-- Start Supplied material --

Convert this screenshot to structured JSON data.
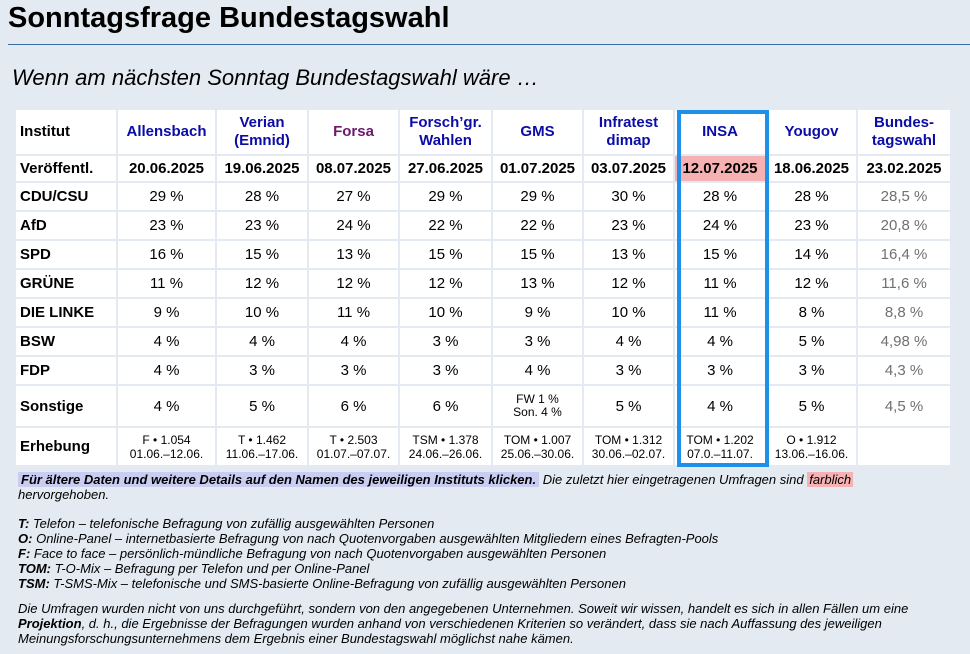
{
  "page": {
    "title": "Sonntagsfrage Bundestagswahl",
    "subtitle": "Wenn am nächsten Sonntag Bundestagswahl wäre …"
  },
  "table": {
    "row_labels": {
      "institute": "Institut",
      "published": "Veröffentl.",
      "survey": "Erhebung"
    },
    "institutes": [
      {
        "name_line1": "Allensbach",
        "name_line2": "",
        "published": "20.06.2025",
        "survey_line1": "F • 1.054",
        "survey_line2": "01.06.–12.06."
      },
      {
        "name_line1": "Verian",
        "name_line2": "(Emnid)",
        "published": "19.06.2025",
        "survey_line1": "T • 1.462",
        "survey_line2": "11.06.–17.06."
      },
      {
        "name_line1": "Forsa",
        "name_line2": "",
        "published": "08.07.2025",
        "survey_line1": "T • 2.503",
        "survey_line2": "01.07.–07.07."
      },
      {
        "name_line1": "Forsch’gr.",
        "name_line2": "Wahlen",
        "published": "27.06.2025",
        "survey_line1": "TSM • 1.378",
        "survey_line2": "24.06.–26.06."
      },
      {
        "name_line1": "GMS",
        "name_line2": "",
        "published": "01.07.2025",
        "survey_line1": "TOM • 1.007",
        "survey_line2": "25.06.–30.06."
      },
      {
        "name_line1": "Infratest",
        "name_line2": "dimap",
        "published": "03.07.2025",
        "survey_line1": "TOM • 1.312",
        "survey_line2": "30.06.–02.07."
      },
      {
        "name_line1": "INSA",
        "name_line2": "",
        "published": "12.07.2025",
        "survey_line1": "TOM • 1.202",
        "survey_line2": "07.0.–11.07."
      },
      {
        "name_line1": "Yougov",
        "name_line2": "",
        "published": "18.06.2025",
        "survey_line1": "O • 1.912",
        "survey_line2": "13.06.–16.06."
      },
      {
        "name_line1": "Bundes-",
        "name_line2": "tagswahl",
        "published": "23.02.2025",
        "survey_line1": "",
        "survey_line2": ""
      }
    ],
    "parties": [
      {
        "name": "CDU/CSU",
        "values": [
          "29 %",
          "28 %",
          "27 %",
          "29 %",
          "29 %",
          "30 %",
          "28 %",
          "28 %",
          "28,5 %"
        ]
      },
      {
        "name": "AfD",
        "values": [
          "23 %",
          "23 %",
          "24 %",
          "22 %",
          "22 %",
          "23 %",
          "24 %",
          "23 %",
          "20,8 %"
        ]
      },
      {
        "name": "SPD",
        "values": [
          "16 %",
          "15 %",
          "13 %",
          "15 %",
          "15 %",
          "13 %",
          "15 %",
          "14 %",
          "16,4 %"
        ]
      },
      {
        "name": "GRÜNE",
        "values": [
          "11 %",
          "12 %",
          "12 %",
          "12 %",
          "13 %",
          "12 %",
          "11 %",
          "12 %",
          "11,6 %"
        ]
      },
      {
        "name": "DIE LINKE",
        "values": [
          "9 %",
          "10 %",
          "11 %",
          "10 %",
          "9 %",
          "10 %",
          "11 %",
          "8 %",
          "8,8 %"
        ]
      },
      {
        "name": "BSW",
        "values": [
          "4 %",
          "4 %",
          "4 %",
          "3 %",
          "3 %",
          "4 %",
          "4 %",
          "5 %",
          "4,98 %"
        ]
      },
      {
        "name": "FDP",
        "values": [
          "4 %",
          "3 %",
          "3 %",
          "3 %",
          "4 %",
          "3 %",
          "3 %",
          "3 %",
          "4,3 %"
        ]
      }
    ],
    "sonstige": {
      "name": "Sonstige",
      "values": [
        "4 %",
        "5 %",
        "6 %",
        "6 %",
        "",
        "5 %",
        "4 %",
        "5 %",
        "4,5 %"
      ],
      "gms_line1": "FW 1 %",
      "gms_line2": "Son. 4 %"
    }
  },
  "notes": {
    "tip": "Für ältere Daten und weitere Details auf den Namen des jeweiligen Instituts klicken.",
    "highlight_pre": "Die zuletzt hier eingetragenen Umfragen sind",
    "highlight_word": "farblich",
    "highlight_post": "hervorgehoben."
  },
  "legend": [
    {
      "key": "T:",
      "text": "Telefon – telefonische Befragung von zufällig ausgewählten Personen"
    },
    {
      "key": "O:",
      "text": "Online-Panel – internetbasierte Befragung von nach Quotenvorgaben ausgewählten Mitgliedern eines Befragten-Pools"
    },
    {
      "key": "F:",
      "text": "Face to face – persönlich-mündliche Befragung von nach Quotenvorgaben ausgewählten Personen"
    },
    {
      "key": "TOM:",
      "text": "T-O-Mix – Befragung per Telefon und per Online-Panel"
    },
    {
      "key": "TSM:",
      "text": "T-SMS-Mix – telefonische und SMS-basierte Online-Befragung von zufällig ausgewählten Personen"
    }
  ],
  "disclaimer": {
    "part1": "Die Umfragen wurden nicht von uns durchgeführt, sondern von den angegebenen Unternehmen. Soweit wir wissen, handelt es sich in allen Fällen um eine",
    "bold": "Projektion",
    "part2": ", d. h., die Ergebnisse der Befragungen wurden anhand von verschiedenen Kriterien so verändert, dass sie nach Auffassung des jeweiligen Meinungsforschungsunternehmens dem Ergebnis einer Bundestagswahl möglichst nahe kämen."
  },
  "colors": {
    "background": "#e3eaf2",
    "link": "#0b0ba8",
    "forsa": "#6b1a6b",
    "highlight_fill": "#f6b2b2",
    "highlight_border": "#1e90e8",
    "tip_fill": "#c9cdf2",
    "election_grey": "#707070"
  }
}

-- End Supplied material --

### Given request
Lines that hold "Panel" are the ones to copy; find all of them.

### Answer to this task
      "text": "Online-Panel – internetbasierte Befragung von nach Quotenvorgaben ausgewählten Mitgliedern eines Befragten-Pools"
      "text": "T-O-Mix – Befragung per Telefon und per Online-Panel"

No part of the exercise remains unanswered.